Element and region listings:
■ ■ ■ ■ ■

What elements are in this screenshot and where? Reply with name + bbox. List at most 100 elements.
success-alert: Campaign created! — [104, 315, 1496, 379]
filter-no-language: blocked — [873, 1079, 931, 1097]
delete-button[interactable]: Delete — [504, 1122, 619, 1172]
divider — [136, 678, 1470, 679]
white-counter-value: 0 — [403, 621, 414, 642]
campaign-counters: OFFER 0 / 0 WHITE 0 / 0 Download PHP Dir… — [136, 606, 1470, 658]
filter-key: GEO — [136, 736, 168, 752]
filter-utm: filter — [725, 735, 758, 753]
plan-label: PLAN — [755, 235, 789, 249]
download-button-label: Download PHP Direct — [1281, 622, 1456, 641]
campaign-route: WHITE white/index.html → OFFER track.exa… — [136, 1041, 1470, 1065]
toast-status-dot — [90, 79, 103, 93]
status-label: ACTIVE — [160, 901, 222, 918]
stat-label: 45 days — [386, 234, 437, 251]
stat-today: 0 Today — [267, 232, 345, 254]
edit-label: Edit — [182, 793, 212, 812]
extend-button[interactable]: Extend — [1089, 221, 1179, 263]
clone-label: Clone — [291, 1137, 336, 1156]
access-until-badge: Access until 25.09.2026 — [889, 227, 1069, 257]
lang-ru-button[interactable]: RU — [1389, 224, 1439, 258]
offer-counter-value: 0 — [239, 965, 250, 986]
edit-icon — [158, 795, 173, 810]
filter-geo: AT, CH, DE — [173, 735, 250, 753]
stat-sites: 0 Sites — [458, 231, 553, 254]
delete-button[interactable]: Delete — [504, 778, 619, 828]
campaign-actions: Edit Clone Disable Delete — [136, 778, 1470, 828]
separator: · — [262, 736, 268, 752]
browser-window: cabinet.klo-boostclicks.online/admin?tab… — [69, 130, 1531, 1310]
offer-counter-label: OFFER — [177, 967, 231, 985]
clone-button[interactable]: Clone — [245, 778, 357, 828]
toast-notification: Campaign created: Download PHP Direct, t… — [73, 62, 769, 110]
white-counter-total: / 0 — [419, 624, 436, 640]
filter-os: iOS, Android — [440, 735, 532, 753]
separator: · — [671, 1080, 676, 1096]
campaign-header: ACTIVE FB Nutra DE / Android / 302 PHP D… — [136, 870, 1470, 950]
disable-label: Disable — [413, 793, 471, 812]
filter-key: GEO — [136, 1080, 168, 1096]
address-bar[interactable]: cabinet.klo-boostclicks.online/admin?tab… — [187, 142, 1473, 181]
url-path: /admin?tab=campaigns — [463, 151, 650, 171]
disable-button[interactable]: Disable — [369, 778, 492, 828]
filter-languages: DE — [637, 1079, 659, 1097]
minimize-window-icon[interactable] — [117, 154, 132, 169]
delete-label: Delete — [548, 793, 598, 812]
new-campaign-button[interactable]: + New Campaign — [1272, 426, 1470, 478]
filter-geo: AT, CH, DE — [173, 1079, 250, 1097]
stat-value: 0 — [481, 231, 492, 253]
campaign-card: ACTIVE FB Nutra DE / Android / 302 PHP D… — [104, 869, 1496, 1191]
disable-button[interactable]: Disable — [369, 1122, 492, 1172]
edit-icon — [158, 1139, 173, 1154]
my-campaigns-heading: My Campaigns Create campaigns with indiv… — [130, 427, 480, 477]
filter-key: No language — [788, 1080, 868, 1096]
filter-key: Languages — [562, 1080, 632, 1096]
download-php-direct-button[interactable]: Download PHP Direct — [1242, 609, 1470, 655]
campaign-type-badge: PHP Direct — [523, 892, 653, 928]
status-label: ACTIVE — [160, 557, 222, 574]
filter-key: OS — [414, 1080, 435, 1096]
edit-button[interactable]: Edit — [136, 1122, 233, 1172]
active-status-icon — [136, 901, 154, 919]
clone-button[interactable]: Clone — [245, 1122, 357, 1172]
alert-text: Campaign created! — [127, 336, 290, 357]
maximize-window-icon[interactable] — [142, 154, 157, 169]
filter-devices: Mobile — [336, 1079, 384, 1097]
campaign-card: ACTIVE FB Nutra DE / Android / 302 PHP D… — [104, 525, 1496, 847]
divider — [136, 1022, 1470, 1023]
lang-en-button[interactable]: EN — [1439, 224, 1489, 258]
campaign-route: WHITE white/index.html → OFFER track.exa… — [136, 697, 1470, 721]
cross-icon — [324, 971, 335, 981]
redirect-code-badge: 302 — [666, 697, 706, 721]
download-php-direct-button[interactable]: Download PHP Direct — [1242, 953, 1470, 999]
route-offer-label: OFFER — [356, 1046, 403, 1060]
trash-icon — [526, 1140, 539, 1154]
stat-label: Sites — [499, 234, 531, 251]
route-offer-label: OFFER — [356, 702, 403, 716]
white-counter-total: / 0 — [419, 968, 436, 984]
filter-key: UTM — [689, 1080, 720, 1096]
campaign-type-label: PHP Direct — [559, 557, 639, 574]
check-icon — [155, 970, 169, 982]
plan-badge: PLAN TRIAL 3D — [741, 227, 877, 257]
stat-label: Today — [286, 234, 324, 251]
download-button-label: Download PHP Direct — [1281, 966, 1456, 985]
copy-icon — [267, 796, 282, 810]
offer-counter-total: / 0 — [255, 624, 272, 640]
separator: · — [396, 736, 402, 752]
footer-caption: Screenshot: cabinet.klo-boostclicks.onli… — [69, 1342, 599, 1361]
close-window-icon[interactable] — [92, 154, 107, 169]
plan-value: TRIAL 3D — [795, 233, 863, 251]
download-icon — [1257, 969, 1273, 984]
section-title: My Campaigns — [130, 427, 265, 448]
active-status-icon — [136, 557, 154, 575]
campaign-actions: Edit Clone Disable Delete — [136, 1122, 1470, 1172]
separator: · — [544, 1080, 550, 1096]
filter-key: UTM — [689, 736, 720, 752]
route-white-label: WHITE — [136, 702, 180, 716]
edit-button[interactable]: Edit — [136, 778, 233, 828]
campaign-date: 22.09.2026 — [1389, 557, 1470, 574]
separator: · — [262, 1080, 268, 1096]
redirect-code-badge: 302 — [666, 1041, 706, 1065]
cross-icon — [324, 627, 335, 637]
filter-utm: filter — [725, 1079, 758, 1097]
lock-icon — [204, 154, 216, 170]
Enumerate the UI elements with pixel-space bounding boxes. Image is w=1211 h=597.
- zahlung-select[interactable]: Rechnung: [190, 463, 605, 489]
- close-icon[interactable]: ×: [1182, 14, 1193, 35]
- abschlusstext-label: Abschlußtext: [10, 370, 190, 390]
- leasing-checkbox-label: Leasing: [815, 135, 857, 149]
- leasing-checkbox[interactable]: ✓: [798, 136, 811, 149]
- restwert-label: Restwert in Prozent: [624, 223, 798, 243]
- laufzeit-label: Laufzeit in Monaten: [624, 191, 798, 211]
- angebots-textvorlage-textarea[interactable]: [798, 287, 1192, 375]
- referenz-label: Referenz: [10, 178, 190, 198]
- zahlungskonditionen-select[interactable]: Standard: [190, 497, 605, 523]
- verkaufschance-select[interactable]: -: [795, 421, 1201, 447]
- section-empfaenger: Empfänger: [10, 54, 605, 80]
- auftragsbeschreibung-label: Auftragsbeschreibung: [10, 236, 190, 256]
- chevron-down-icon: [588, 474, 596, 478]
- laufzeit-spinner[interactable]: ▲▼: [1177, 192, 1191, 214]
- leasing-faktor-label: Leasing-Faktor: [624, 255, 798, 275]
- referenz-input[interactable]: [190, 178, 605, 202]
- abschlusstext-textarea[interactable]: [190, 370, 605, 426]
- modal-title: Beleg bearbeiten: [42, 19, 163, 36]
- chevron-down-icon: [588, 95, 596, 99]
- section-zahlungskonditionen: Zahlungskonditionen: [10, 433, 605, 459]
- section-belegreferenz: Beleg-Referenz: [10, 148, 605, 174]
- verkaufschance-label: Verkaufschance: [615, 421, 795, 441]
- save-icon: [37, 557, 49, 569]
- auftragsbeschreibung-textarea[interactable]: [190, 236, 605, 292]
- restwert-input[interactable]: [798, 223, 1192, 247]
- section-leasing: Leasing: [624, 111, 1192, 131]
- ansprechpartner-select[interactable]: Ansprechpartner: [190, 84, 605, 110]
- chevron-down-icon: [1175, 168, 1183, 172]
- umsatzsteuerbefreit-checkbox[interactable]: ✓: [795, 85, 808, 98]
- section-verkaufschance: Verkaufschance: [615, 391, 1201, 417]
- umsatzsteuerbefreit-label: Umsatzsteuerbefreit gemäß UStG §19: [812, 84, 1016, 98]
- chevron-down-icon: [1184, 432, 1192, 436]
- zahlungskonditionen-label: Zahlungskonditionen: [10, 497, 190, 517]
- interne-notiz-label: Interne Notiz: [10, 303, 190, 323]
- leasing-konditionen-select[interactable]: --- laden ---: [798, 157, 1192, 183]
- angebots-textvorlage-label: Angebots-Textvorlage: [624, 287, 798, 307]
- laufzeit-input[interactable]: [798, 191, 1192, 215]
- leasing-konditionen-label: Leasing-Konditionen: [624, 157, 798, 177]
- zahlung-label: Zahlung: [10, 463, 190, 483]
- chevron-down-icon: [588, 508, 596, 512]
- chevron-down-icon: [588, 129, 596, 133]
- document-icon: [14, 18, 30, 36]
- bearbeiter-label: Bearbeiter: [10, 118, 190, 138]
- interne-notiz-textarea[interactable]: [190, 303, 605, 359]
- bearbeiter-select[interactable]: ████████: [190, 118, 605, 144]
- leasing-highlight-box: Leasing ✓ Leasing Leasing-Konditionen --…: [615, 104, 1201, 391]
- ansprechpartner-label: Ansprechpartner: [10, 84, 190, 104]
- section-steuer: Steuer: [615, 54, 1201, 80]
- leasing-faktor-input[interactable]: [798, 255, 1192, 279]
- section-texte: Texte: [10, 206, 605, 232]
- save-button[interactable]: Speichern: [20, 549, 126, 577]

■ ■ ■ ■ ■

[REQUIREMENTS] Reproduce the items verbatim, starting at the very beginning of the items and ending at the line that contains "browser-window: cabinet.klo-boostclicks.online/admin?tab… —", with both ends included.

[THE SOLUTION]
What elements are in this screenshot and where? Reply with name + bbox. List at most 100 elements.
success-alert: Campaign created! — [104, 315, 1496, 379]
filter-no-language: blocked — [873, 1079, 931, 1097]
delete-button[interactable]: Delete — [504, 1122, 619, 1172]
divider — [136, 678, 1470, 679]
white-counter-value: 0 — [403, 621, 414, 642]
campaign-counters: OFFER 0 / 0 WHITE 0 / 0 Download PHP Dir… — [136, 606, 1470, 658]
filter-key: GEO — [136, 736, 168, 752]
filter-utm: filter — [725, 735, 758, 753]
plan-label: PLAN — [755, 235, 789, 249]
download-button-label: Download PHP Direct — [1281, 622, 1456, 641]
campaign-route: WHITE white/index.html → OFFER track.exa… — [136, 1041, 1470, 1065]
toast-status-dot — [90, 79, 103, 93]
status-label: ACTIVE — [160, 901, 222, 918]
stat-label: 45 days — [386, 234, 437, 251]
stat-today: 0 Today — [267, 232, 345, 254]
edit-label: Edit — [182, 793, 212, 812]
extend-button[interactable]: Extend — [1089, 221, 1179, 263]
clone-label: Clone — [291, 1137, 336, 1156]
access-until-badge: Access until 25.09.2026 — [889, 227, 1069, 257]
lang-ru-button[interactable]: RU — [1389, 224, 1439, 258]
offer-counter-value: 0 — [239, 965, 250, 986]
edit-icon — [158, 795, 173, 810]
filter-geo: AT, CH, DE — [173, 735, 250, 753]
stat-sites: 0 Sites — [458, 231, 553, 254]
delete-button[interactable]: Delete — [504, 778, 619, 828]
campaign-actions: Edit Clone Disable Delete — [136, 778, 1470, 828]
separator: · — [262, 736, 268, 752]
browser-window: cabinet.klo-boostclicks.online/admin?tab… — [69, 130, 1531, 1310]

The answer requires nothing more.